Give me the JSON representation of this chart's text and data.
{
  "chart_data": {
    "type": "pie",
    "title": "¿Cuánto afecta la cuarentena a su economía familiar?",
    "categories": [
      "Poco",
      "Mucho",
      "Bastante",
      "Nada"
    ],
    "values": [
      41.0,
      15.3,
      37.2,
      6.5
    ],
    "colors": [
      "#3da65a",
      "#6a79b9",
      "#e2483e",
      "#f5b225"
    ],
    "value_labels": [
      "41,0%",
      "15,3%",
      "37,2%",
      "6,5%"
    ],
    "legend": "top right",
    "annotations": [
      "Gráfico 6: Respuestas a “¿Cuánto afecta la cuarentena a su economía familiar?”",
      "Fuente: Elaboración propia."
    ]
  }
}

++++++++++++++++++++

EXERCISE GOAL
Extract the full listing above without altering anything.

OUTPUT FOR THIS EXERCISE
Give me the JSON representation of this chart's text and data.
{
  "chart_data": {
    "type": "pie",
    "title": "¿Cuánto afecta la cuarentena a su economía familiar?",
    "categories": [
      "Poco",
      "Mucho",
      "Bastante",
      "Nada"
    ],
    "values": [
      41.0,
      15.3,
      37.2,
      6.5
    ],
    "colors": [
      "#3da65a",
      "#6a79b9",
      "#e2483e",
      "#f5b225"
    ],
    "value_labels": [
      "41,0%",
      "15,3%",
      "37,2%",
      "6,5%"
    ],
    "legend": "top right",
    "annotations": [
      "Gráfico 6: Respuestas a “¿Cuánto afecta la cuarentena a su economía familiar?”",
      "Fuente: Elaboración propia."
    ]
  }
}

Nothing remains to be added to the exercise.